#### Recorded data
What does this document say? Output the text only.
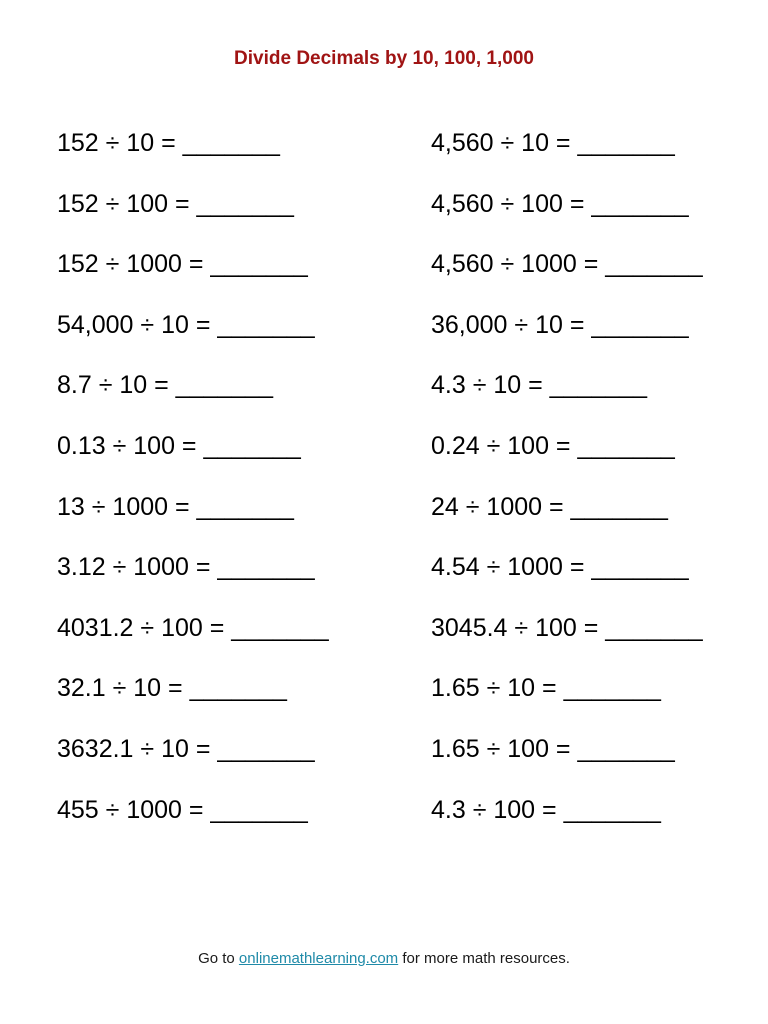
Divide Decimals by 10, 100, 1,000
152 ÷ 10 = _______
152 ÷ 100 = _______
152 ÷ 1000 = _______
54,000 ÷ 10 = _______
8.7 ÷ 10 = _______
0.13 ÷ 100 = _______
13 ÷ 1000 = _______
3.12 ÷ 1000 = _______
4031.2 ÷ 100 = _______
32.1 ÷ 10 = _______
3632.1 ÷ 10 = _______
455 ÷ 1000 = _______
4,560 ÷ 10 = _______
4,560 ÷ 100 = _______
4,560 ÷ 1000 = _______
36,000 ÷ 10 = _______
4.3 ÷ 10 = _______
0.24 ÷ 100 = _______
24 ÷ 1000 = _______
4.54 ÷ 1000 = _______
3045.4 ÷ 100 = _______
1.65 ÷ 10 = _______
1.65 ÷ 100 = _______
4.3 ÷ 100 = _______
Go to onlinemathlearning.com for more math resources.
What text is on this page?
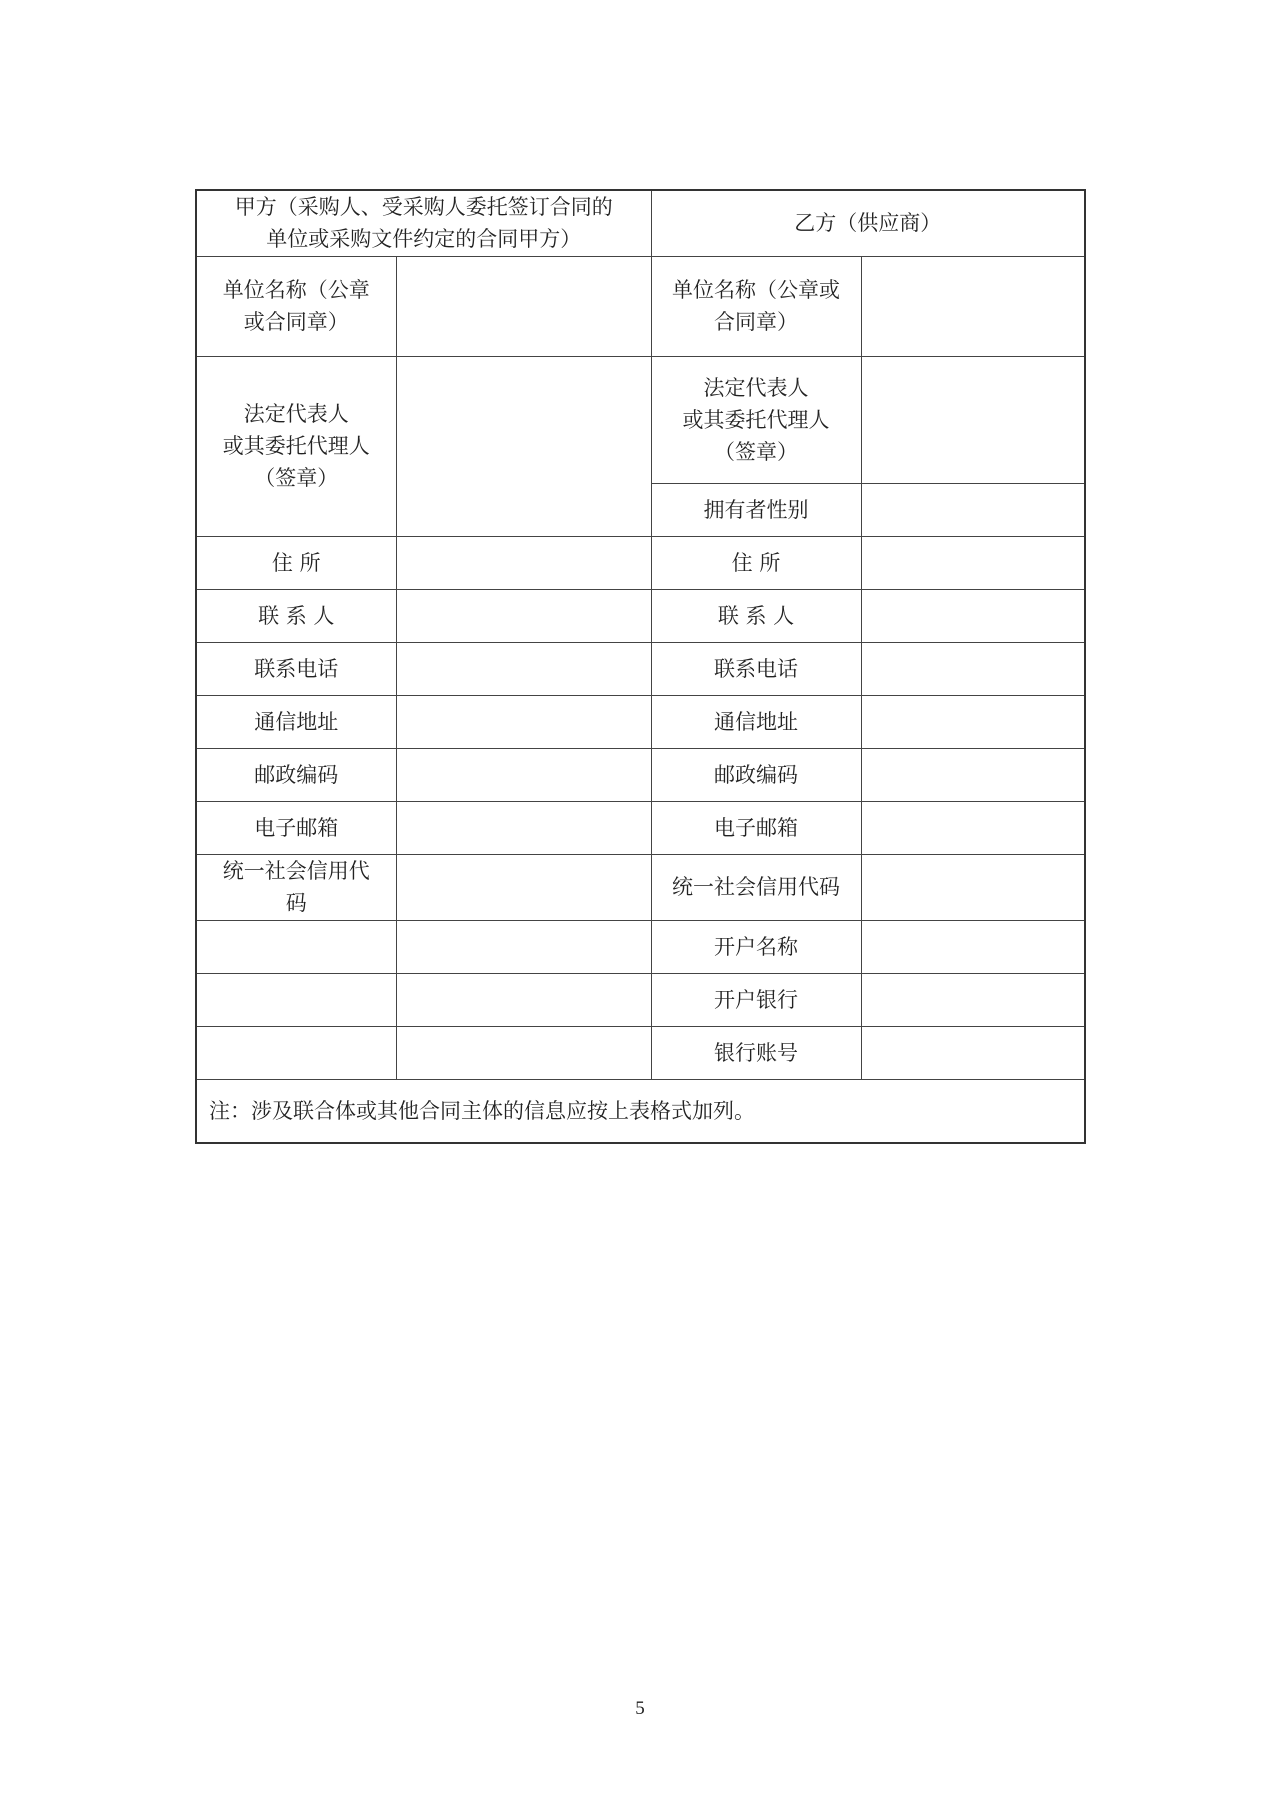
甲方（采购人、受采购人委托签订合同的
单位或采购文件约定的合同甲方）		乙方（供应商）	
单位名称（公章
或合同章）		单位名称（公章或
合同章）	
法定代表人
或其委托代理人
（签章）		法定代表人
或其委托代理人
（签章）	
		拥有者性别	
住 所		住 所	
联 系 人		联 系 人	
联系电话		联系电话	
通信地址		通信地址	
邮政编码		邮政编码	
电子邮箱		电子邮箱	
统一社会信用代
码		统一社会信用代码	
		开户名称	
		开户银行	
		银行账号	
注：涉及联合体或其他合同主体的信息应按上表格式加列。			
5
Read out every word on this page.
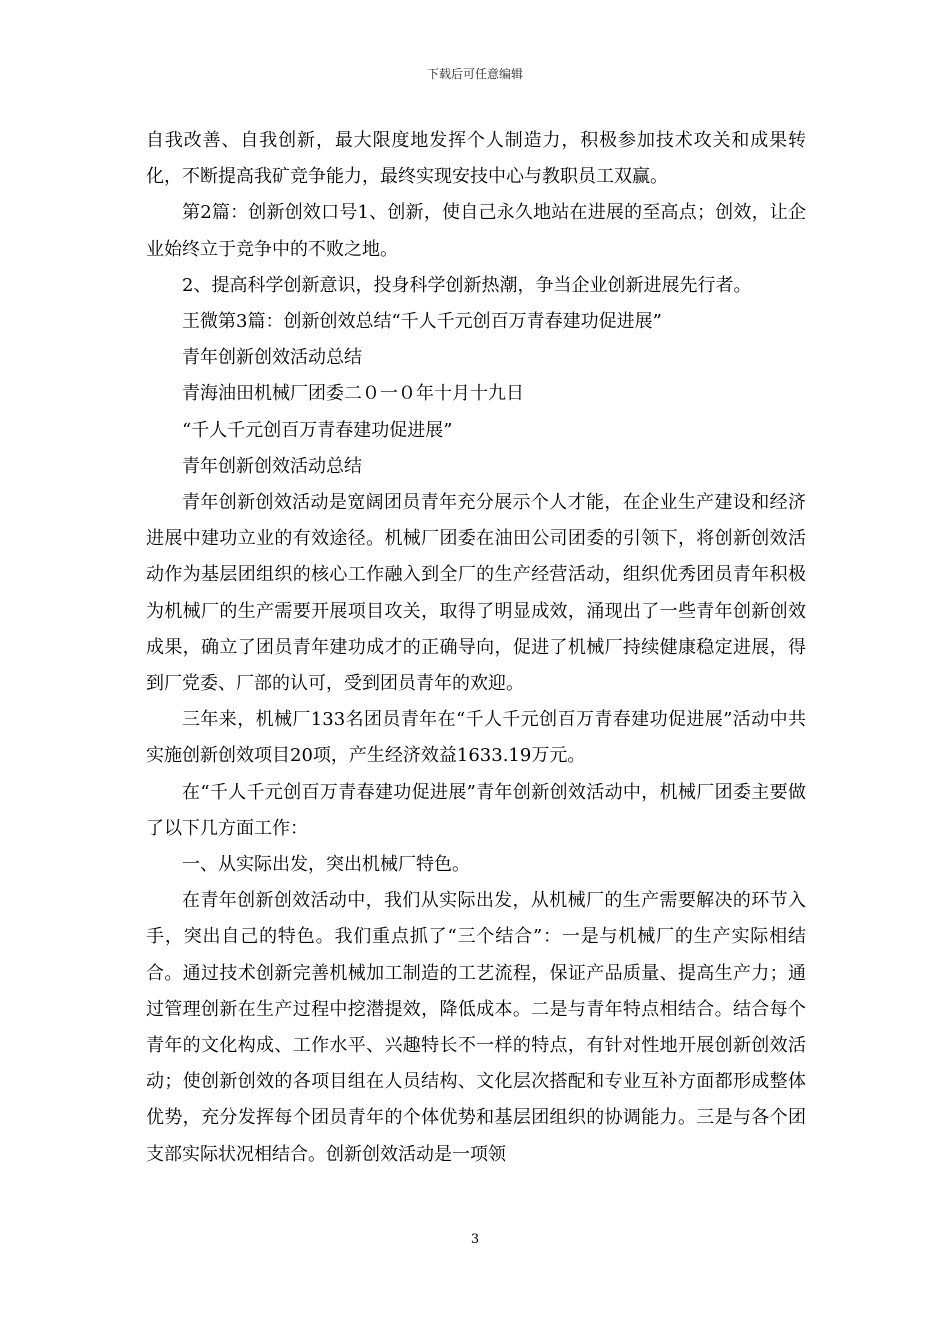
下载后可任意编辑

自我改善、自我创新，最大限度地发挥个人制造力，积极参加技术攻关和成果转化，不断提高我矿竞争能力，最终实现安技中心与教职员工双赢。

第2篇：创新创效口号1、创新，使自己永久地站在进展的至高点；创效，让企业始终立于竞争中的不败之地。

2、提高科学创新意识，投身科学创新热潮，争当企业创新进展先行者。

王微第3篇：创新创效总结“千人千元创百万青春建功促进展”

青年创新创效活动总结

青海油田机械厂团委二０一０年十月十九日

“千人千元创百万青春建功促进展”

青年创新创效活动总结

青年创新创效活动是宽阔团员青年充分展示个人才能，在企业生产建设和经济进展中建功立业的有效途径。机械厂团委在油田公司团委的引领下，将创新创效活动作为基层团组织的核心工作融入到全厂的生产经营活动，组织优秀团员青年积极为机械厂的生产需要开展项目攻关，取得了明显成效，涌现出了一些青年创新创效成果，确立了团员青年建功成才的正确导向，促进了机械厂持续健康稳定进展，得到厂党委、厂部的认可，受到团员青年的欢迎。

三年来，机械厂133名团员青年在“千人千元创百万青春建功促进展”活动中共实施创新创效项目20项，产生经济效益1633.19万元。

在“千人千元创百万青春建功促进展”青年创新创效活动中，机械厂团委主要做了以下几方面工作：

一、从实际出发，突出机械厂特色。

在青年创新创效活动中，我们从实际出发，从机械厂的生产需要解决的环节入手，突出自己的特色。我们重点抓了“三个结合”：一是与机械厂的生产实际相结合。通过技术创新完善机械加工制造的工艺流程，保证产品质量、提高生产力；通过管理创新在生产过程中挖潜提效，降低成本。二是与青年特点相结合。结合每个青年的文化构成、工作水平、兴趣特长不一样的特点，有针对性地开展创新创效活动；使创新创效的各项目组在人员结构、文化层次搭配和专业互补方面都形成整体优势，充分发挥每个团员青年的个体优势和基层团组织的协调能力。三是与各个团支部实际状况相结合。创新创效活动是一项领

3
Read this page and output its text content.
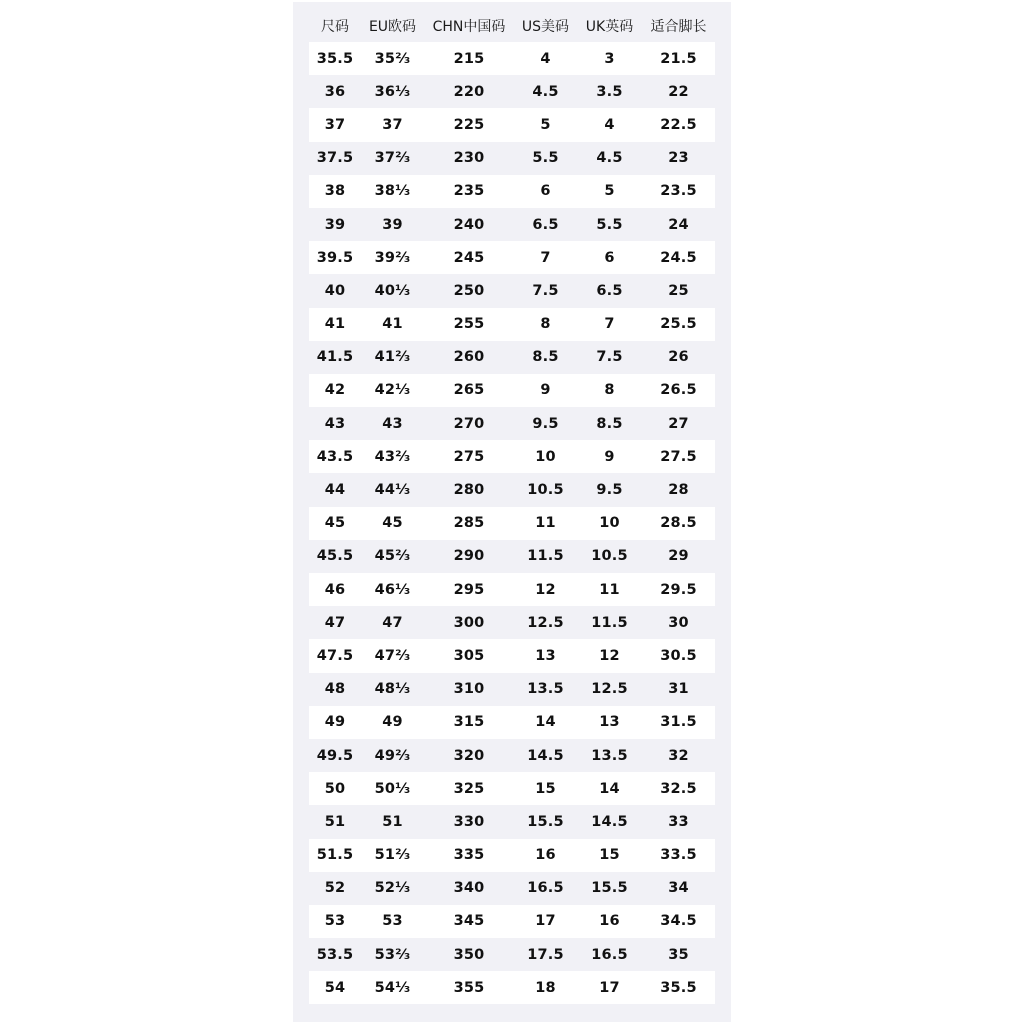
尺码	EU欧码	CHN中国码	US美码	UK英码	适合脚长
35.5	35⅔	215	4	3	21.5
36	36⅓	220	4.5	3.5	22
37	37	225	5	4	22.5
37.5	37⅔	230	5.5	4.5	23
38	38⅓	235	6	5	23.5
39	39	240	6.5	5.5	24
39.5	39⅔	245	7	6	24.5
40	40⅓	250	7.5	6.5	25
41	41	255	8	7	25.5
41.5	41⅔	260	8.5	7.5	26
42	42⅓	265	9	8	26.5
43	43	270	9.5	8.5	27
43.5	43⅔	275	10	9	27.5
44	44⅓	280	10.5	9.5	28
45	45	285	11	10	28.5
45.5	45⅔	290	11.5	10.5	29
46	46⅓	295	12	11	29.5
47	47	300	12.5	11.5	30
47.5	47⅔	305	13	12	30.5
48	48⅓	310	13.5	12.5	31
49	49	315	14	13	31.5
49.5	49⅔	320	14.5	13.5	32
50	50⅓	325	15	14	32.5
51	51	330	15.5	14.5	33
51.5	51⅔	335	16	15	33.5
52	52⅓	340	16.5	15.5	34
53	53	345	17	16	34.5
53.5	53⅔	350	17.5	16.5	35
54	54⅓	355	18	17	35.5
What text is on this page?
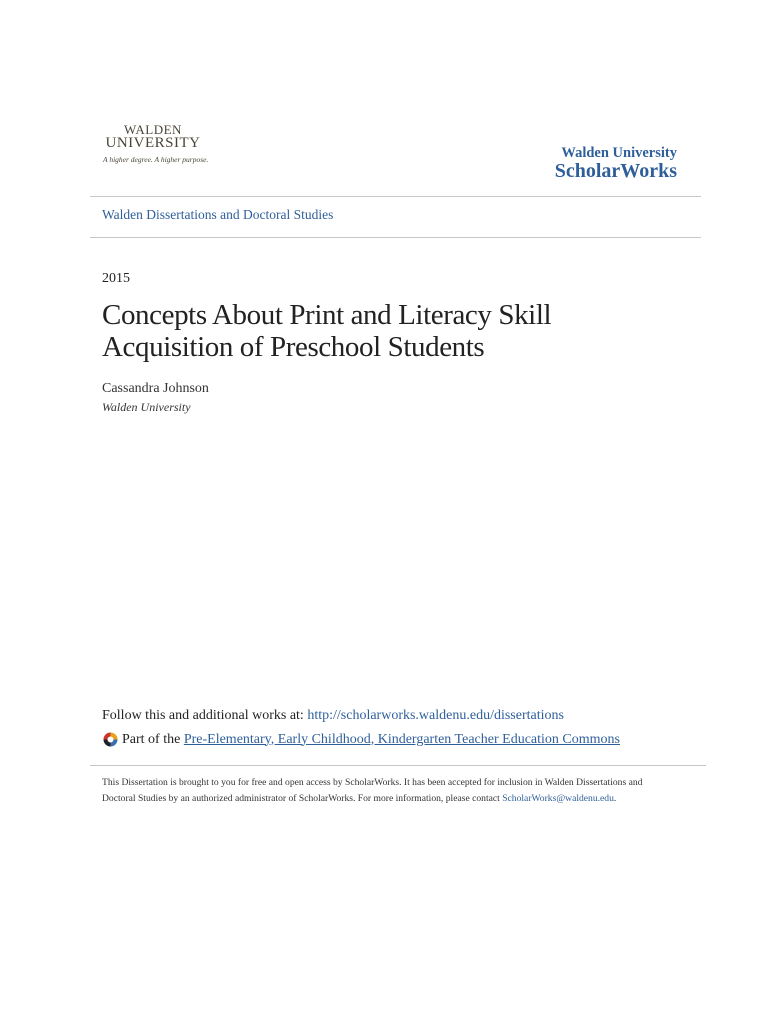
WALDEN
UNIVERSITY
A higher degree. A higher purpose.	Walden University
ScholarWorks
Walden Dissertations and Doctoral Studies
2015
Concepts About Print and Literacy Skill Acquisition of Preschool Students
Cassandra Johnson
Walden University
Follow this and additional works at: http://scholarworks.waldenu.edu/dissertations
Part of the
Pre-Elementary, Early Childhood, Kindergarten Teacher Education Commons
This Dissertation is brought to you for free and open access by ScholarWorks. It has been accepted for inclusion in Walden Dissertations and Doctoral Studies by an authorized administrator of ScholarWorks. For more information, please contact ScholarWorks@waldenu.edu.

#### The problem
Look over the listing. Pull out every line with the string "千人千元创百万青春建功促进展" in it.

#### Expected answer
王微第3篇：创新创效总结“千人千元创百万青春建功促进展”
“千人千元创百万青春建功促进展”
三年来，机械厂133名团员青年在“千人千元创百万青春建功促进展”活动中共实施创新创效项目20项，产生经济效益1633.19万元。
在“千人千元创百万青春建功促进展”青年创新创效活动中，机械厂团委主要做了以下几方面工作：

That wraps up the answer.